## Exercise details
Every line below that mentions the word "each" should be copied out.

## Dataset records

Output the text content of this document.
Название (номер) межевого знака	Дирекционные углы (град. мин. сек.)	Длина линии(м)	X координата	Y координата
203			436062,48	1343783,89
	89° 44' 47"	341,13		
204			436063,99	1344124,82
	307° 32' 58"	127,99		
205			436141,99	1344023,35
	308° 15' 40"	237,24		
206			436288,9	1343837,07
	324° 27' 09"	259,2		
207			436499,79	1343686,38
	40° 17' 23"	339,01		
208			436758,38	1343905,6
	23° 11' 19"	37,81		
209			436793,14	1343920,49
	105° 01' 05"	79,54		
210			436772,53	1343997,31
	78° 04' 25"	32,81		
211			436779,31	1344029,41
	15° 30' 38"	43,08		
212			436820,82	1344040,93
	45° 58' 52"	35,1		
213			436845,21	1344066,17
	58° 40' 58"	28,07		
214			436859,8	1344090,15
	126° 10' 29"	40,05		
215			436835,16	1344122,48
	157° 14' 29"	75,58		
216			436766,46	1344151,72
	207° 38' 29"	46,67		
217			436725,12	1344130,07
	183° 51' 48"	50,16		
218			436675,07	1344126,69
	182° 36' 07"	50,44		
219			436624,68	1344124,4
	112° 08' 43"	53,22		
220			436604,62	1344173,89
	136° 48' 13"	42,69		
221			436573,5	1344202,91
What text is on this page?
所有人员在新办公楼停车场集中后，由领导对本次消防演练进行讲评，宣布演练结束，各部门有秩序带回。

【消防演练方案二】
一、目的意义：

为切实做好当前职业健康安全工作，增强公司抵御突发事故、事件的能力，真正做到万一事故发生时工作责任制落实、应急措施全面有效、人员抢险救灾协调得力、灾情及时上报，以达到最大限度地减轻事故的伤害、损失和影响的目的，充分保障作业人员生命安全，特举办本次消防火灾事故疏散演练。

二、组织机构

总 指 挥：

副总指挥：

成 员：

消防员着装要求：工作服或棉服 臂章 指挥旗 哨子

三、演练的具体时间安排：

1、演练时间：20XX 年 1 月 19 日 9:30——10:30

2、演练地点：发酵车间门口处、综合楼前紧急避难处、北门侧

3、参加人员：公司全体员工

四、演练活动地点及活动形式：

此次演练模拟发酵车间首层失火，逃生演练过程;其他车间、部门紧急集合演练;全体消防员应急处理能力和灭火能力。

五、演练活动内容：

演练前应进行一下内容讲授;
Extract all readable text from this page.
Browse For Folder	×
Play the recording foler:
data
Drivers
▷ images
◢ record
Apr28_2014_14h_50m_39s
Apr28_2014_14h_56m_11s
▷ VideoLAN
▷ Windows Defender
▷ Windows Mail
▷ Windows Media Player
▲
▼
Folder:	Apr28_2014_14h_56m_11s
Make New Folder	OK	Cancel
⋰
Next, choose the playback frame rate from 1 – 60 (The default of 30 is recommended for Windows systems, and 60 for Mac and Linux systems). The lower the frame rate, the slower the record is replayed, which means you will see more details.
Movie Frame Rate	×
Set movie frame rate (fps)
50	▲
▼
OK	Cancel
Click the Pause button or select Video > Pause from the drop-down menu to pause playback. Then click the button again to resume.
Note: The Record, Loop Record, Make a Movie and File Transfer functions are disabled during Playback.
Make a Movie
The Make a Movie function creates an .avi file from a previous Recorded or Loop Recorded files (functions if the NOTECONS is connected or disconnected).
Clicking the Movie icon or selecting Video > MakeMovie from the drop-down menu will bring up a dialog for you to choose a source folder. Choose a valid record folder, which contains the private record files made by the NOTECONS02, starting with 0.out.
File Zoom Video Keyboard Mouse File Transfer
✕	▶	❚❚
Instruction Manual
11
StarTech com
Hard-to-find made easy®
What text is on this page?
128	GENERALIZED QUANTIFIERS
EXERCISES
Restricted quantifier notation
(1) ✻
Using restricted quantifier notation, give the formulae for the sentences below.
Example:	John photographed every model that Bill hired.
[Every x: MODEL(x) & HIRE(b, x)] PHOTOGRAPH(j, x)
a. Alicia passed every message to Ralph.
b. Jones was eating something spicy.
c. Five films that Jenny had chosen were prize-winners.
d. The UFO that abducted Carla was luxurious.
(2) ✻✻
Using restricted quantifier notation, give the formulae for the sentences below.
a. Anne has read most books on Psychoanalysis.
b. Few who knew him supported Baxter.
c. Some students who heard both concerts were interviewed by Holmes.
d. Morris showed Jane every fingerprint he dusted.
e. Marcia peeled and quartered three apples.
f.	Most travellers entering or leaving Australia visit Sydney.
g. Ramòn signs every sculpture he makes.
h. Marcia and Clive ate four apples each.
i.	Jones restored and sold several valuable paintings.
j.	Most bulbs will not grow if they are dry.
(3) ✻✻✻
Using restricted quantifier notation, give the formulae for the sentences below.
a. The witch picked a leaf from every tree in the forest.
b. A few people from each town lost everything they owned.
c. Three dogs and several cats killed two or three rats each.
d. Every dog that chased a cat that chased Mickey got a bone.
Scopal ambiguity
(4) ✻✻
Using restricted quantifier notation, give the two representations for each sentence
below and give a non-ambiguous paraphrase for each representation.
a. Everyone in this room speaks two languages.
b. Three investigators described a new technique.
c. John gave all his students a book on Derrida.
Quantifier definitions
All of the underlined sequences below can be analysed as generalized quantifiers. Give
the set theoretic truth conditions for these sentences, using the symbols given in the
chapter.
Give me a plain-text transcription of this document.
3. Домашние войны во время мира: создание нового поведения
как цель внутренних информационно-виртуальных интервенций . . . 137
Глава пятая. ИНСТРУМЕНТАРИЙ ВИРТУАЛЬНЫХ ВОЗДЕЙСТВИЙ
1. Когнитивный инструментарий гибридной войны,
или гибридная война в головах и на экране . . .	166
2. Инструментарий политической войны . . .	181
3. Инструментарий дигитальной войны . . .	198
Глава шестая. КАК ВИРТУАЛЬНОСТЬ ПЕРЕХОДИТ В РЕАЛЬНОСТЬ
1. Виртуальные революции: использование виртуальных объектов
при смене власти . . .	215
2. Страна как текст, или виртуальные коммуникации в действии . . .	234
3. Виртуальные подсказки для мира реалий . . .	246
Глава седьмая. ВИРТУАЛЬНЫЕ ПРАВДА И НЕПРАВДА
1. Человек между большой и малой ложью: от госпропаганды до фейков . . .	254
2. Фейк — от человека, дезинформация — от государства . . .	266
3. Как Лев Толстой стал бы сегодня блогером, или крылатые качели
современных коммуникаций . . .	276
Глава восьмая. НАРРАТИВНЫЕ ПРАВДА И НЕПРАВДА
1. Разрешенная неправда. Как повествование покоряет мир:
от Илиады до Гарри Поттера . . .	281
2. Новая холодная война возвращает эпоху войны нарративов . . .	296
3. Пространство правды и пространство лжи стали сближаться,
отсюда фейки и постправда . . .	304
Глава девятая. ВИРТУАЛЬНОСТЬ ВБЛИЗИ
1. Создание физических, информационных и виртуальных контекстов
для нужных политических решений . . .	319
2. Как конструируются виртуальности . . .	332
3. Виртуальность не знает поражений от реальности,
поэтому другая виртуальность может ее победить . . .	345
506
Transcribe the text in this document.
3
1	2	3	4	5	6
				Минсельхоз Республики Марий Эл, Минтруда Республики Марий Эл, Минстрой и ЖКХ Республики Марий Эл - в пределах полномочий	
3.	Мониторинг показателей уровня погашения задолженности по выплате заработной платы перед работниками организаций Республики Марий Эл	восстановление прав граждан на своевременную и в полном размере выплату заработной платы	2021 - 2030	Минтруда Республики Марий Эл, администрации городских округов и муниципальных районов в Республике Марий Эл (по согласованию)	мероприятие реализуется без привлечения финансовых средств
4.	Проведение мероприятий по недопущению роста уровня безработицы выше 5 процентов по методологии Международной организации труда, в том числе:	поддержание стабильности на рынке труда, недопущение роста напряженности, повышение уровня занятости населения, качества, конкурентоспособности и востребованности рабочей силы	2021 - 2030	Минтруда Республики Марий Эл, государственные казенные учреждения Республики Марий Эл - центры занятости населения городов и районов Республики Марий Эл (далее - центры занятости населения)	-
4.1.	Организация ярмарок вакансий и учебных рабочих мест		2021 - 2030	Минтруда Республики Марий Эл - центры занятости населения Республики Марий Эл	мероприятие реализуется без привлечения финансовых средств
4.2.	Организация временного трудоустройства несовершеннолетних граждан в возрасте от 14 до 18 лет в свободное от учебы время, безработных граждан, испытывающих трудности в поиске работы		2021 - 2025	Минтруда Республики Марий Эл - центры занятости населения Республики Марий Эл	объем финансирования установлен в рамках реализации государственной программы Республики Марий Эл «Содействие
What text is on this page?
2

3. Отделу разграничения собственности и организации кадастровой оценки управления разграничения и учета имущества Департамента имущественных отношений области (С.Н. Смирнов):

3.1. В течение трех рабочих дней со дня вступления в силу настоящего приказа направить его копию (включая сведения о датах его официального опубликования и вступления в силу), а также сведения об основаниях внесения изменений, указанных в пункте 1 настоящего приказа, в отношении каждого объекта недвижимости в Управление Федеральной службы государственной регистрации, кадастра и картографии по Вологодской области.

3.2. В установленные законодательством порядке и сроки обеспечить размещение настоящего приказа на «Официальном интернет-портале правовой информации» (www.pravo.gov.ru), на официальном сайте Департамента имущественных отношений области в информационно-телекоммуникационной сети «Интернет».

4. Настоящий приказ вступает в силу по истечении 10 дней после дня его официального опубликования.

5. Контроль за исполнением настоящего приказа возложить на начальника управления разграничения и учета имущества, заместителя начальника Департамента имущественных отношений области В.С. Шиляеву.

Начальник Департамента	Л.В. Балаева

## Result for this exercise
h. Marcia and Clive ate four apples each.
b. A few people from each town lost everything they owned.
c. Three dogs and several cats killed two or three rats each.
Using restricted quantifier notation, give the two representations for each sentence
below and give a non-ambiguous paraphrase for each representation.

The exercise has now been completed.